**INSTRUCTIONS FOR THE TASK**
Write out all the entries word for word, but skip any images.
■ ■ ■ ■ ■
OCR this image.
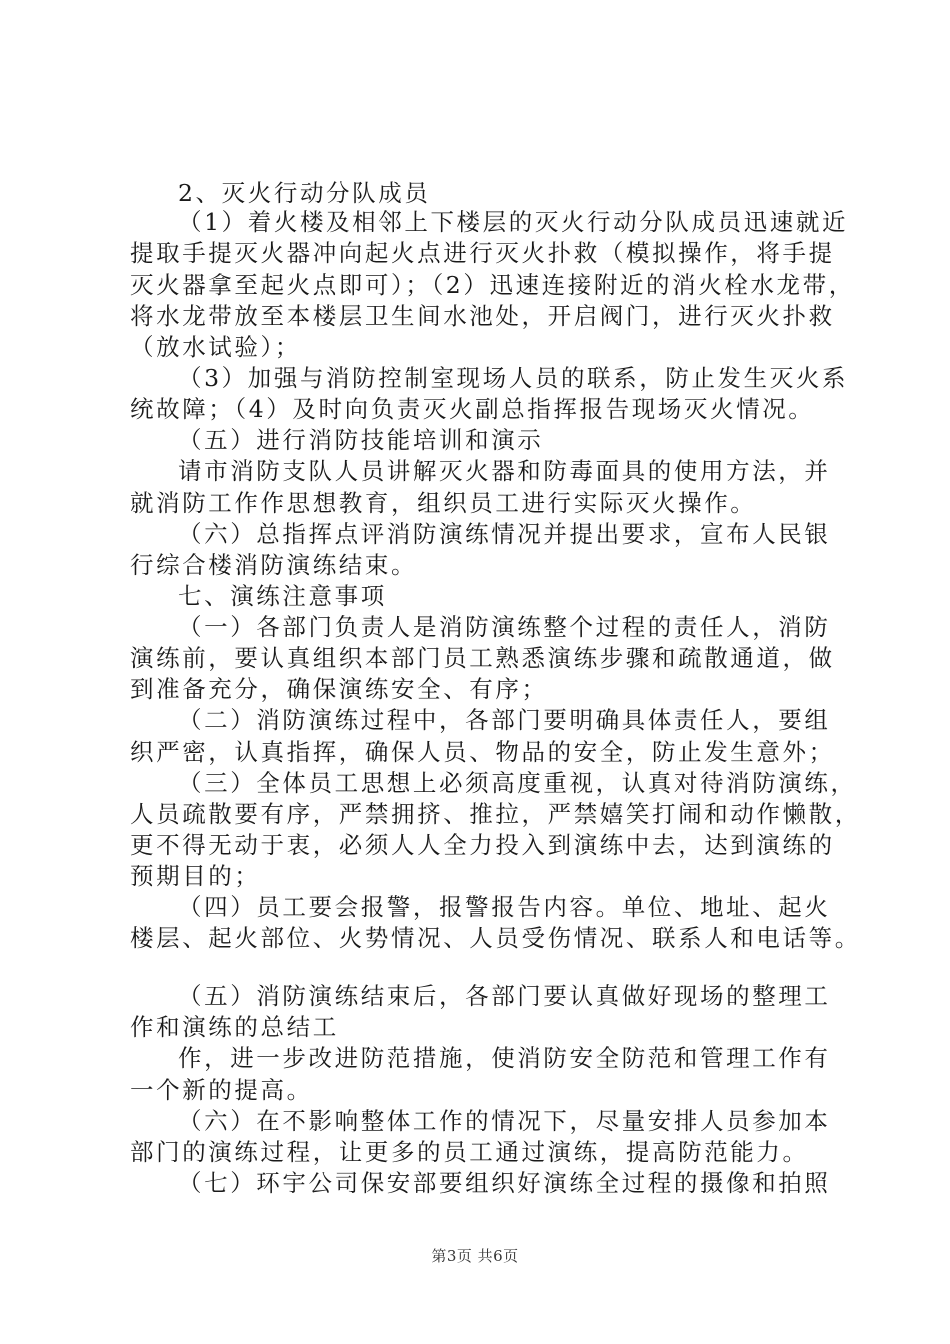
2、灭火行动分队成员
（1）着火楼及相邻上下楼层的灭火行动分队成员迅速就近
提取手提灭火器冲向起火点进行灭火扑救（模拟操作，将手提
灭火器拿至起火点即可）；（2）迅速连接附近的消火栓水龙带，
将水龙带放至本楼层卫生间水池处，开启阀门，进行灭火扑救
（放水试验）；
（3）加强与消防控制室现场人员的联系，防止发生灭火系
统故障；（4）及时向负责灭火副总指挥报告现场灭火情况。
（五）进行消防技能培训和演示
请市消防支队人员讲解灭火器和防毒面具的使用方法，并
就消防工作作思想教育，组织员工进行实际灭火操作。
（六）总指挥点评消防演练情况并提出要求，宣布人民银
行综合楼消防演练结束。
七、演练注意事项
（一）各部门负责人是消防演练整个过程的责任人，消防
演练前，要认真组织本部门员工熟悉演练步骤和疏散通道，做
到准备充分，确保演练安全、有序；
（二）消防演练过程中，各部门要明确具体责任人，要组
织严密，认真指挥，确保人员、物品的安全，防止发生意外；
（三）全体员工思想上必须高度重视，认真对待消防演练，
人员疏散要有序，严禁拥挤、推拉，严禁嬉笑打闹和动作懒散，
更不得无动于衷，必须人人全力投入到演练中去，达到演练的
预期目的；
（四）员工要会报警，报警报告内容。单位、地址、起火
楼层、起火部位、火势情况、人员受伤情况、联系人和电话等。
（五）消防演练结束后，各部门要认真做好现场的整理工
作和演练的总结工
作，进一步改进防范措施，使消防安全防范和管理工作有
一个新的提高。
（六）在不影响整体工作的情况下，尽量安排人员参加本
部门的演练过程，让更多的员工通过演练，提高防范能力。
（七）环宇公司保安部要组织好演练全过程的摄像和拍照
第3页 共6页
■ ■ ■ ■ ■
**SOLUTION TO THE PROBLEM**
OCR this image.
2、灭火行动分队成员
（1）着火楼及相邻上下楼层的灭火行动分队成员迅速就近
提取手提灭火器冲向起火点进行灭火扑救（模拟操作，将手提
灭火器拿至起火点即可）；（2）迅速连接附近的消火栓水龙带，
将水龙带放至本楼层卫生间水池处，开启阀门，进行灭火扑救
（放水试验）；
（3）加强与消防控制室现场人员的联系，防止发生灭火系
统故障；（4）及时向负责灭火副总指挥报告现场灭火情况。
（五）进行消防技能培训和演示
请市消防支队人员讲解灭火器和防毒面具的使用方法，并
就消防工作作思想教育，组织员工进行实际灭火操作。
（六）总指挥点评消防演练情况并提出要求，宣布人民银
行综合楼消防演练结束。
七、演练注意事项
（一）各部门负责人是消防演练整个过程的责任人，消防
演练前，要认真组织本部门员工熟悉演练步骤和疏散通道，做
到准备充分，确保演练安全、有序；
（二）消防演练过程中，各部门要明确具体责任人，要组
织严密，认真指挥，确保人员、物品的安全，防止发生意外；
（三）全体员工思想上必须高度重视，认真对待消防演练，
人员疏散要有序，严禁拥挤、推拉，严禁嬉笑打闹和动作懒散，
更不得无动于衷，必须人人全力投入到演练中去，达到演练的
预期目的；
（四）员工要会报警，报警报告内容。单位、地址、起火
楼层、起火部位、火势情况、人员受伤情况、联系人和电话等。
（五）消防演练结束后，各部门要认真做好现场的整理工
作和演练的总结工
作，进一步改进防范措施，使消防安全防范和管理工作有
一个新的提高。
（六）在不影响整体工作的情况下，尽量安排人员参加本
部门的演练过程，让更多的员工通过演练，提高防范能力。
（七）环宇公司保安部要组织好演练全过程的摄像和拍照
第3页 共6页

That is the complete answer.